[Entries with figure data]
begin

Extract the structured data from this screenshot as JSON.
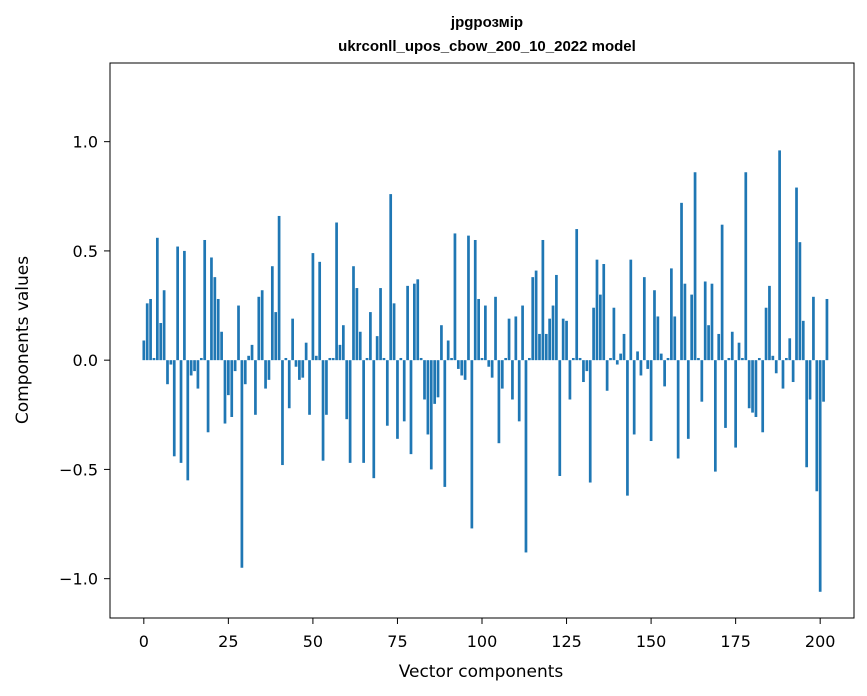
{
  "chart_data": {
    "type": "bar",
    "title": "jpgрозмір",
    "subtitle": "ukrconll_upos_cbow_200_10_2022 model",
    "xlabel": "Vector components",
    "ylabel": "Components values",
    "xlim": [
      -10,
      210
    ],
    "ylim": [
      -1.18,
      1.36
    ],
    "xticks": [
      0,
      25,
      50,
      75,
      100,
      125,
      150,
      175,
      200
    ],
    "yticks": [
      -1.0,
      -0.5,
      0.0,
      0.5,
      1.0
    ],
    "ytick_labels": [
      "−1.0",
      "−0.5",
      "0.0",
      "0.5",
      "1.0"
    ],
    "xtick_labels": [
      "0",
      "25",
      "50",
      "75",
      "100",
      "125",
      "150",
      "175",
      "200"
    ],
    "color": "#1f77b4",
    "grid": false,
    "values": [
      0.09,
      0.26,
      0.28,
      0.01,
      0.56,
      0.17,
      0.32,
      -0.11,
      -0.02,
      -0.44,
      0.52,
      -0.47,
      0.5,
      -0.55,
      -0.07,
      -0.05,
      -0.13,
      0.01,
      0.55,
      -0.33,
      0.47,
      0.38,
      0.28,
      0.13,
      -0.29,
      -0.16,
      -0.26,
      -0.05,
      0.25,
      -0.95,
      -0.11,
      0.02,
      0.07,
      -0.25,
      0.29,
      0.32,
      -0.13,
      -0.09,
      0.43,
      0.22,
      0.66,
      -0.48,
      0.01,
      -0.22,
      0.19,
      -0.03,
      -0.09,
      -0.08,
      0.08,
      -0.25,
      0.49,
      0.02,
      0.45,
      -0.46,
      -0.25,
      0.01,
      0.01,
      0.63,
      0.07,
      0.16,
      -0.27,
      -0.47,
      0.43,
      0.33,
      0.13,
      -0.47,
      0.01,
      0.22,
      -0.54,
      0.11,
      0.33,
      0.01,
      -0.3,
      0.76,
      0.26,
      -0.36,
      0.01,
      -0.28,
      0.34,
      -0.43,
      0.35,
      0.37,
      0.01,
      -0.18,
      -0.34,
      -0.5,
      -0.2,
      -0.17,
      0.16,
      -0.58,
      0.09,
      0.01,
      0.58,
      -0.04,
      -0.07,
      -0.09,
      0.57,
      -0.77,
      0.55,
      0.28,
      0.01,
      0.25,
      -0.03,
      -0.08,
      0.29,
      -0.38,
      -0.13,
      0.01,
      0.19,
      -0.18,
      0.2,
      -0.28,
      0.25,
      -0.88,
      0.01,
      0.38,
      0.41,
      0.12,
      0.55,
      0.12,
      0.19,
      0.25,
      0.39,
      -0.53,
      0.19,
      0.18,
      -0.18,
      0.01,
      0.6,
      0.01,
      -0.1,
      -0.05,
      -0.56,
      0.24,
      0.46,
      0.3,
      0.44,
      -0.14,
      0.01,
      0.24,
      -0.02,
      0.03,
      0.12,
      -0.62,
      0.46,
      -0.34,
      0.04,
      -0.07,
      0.38,
      -0.04,
      -0.37,
      0.32,
      0.2,
      0.03,
      -0.12,
      0.01,
      0.42,
      0.2,
      -0.45,
      0.72,
      0.35,
      -0.36,
      0.3,
      0.86,
      0.01,
      -0.19,
      0.36,
      0.16,
      0.35,
      -0.51,
      0.12,
      0.62,
      -0.31,
      0.01,
      0.13,
      -0.4,
      0.08,
      0.01,
      0.86,
      -0.22,
      -0.24,
      -0.26,
      0.01,
      -0.33,
      0.24,
      0.34,
      0.02,
      -0.06,
      0.96,
      -0.13,
      0.01,
      0.1,
      -0.1,
      0.79,
      0.54,
      0.18,
      -0.49,
      -0.18,
      0.29,
      -0.6,
      -1.06,
      -0.19,
      0.28
    ]
  }
}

end

▶ Instructions to follow: Extract all the data above exactly, excluding every picture.

▶ Task response:
Extract the structured data from this screenshot as JSON.
{
  "chart_data": {
    "type": "bar",
    "title": "jpgрозмір",
    "subtitle": "ukrconll_upos_cbow_200_10_2022 model",
    "xlabel": "Vector components",
    "ylabel": "Components values",
    "xlim": [
      -10,
      210
    ],
    "ylim": [
      -1.18,
      1.36
    ],
    "xticks": [
      0,
      25,
      50,
      75,
      100,
      125,
      150,
      175,
      200
    ],
    "yticks": [
      -1.0,
      -0.5,
      0.0,
      0.5,
      1.0
    ],
    "ytick_labels": [
      "−1.0",
      "−0.5",
      "0.0",
      "0.5",
      "1.0"
    ],
    "xtick_labels": [
      "0",
      "25",
      "50",
      "75",
      "100",
      "125",
      "150",
      "175",
      "200"
    ],
    "color": "#1f77b4",
    "grid": false,
    "values": [
      0.09,
      0.26,
      0.28,
      0.01,
      0.56,
      0.17,
      0.32,
      -0.11,
      -0.02,
      -0.44,
      0.52,
      -0.47,
      0.5,
      -0.55,
      -0.07,
      -0.05,
      -0.13,
      0.01,
      0.55,
      -0.33,
      0.47,
      0.38,
      0.28,
      0.13,
      -0.29,
      -0.16,
      -0.26,
      -0.05,
      0.25,
      -0.95,
      -0.11,
      0.02,
      0.07,
      -0.25,
      0.29,
      0.32,
      -0.13,
      -0.09,
      0.43,
      0.22,
      0.66,
      -0.48,
      0.01,
      -0.22,
      0.19,
      -0.03,
      -0.09,
      -0.08,
      0.08,
      -0.25,
      0.49,
      0.02,
      0.45,
      -0.46,
      -0.25,
      0.01,
      0.01,
      0.63,
      0.07,
      0.16,
      -0.27,
      -0.47,
      0.43,
      0.33,
      0.13,
      -0.47,
      0.01,
      0.22,
      -0.54,
      0.11,
      0.33,
      0.01,
      -0.3,
      0.76,
      0.26,
      -0.36,
      0.01,
      -0.28,
      0.34,
      -0.43,
      0.35,
      0.37,
      0.01,
      -0.18,
      -0.34,
      -0.5,
      -0.2,
      -0.17,
      0.16,
      -0.58,
      0.09,
      0.01,
      0.58,
      -0.04,
      -0.07,
      -0.09,
      0.57,
      -0.77,
      0.55,
      0.28,
      0.01,
      0.25,
      -0.03,
      -0.08,
      0.29,
      -0.38,
      -0.13,
      0.01,
      0.19,
      -0.18,
      0.2,
      -0.28,
      0.25,
      -0.88,
      0.01,
      0.38,
      0.41,
      0.12,
      0.55,
      0.12,
      0.19,
      0.25,
      0.39,
      -0.53,
      0.19,
      0.18,
      -0.18,
      0.01,
      0.6,
      0.01,
      -0.1,
      -0.05,
      -0.56,
      0.24,
      0.46,
      0.3,
      0.44,
      -0.14,
      0.01,
      0.24,
      -0.02,
      0.03,
      0.12,
      -0.62,
      0.46,
      -0.34,
      0.04,
      -0.07,
      0.38,
      -0.04,
      -0.37,
      0.32,
      0.2,
      0.03,
      -0.12,
      0.01,
      0.42,
      0.2,
      -0.45,
      0.72,
      0.35,
      -0.36,
      0.3,
      0.86,
      0.01,
      -0.19,
      0.36,
      0.16,
      0.35,
      -0.51,
      0.12,
      0.62,
      -0.31,
      0.01,
      0.13,
      -0.4,
      0.08,
      0.01,
      0.86,
      -0.22,
      -0.24,
      -0.26,
      0.01,
      -0.33,
      0.24,
      0.34,
      0.02,
      -0.06,
      0.96,
      -0.13,
      0.01,
      0.1,
      -0.1,
      0.79,
      0.54,
      0.18,
      -0.49,
      -0.18,
      0.29,
      -0.6,
      -1.06,
      -0.19,
      0.28
    ]
  }
}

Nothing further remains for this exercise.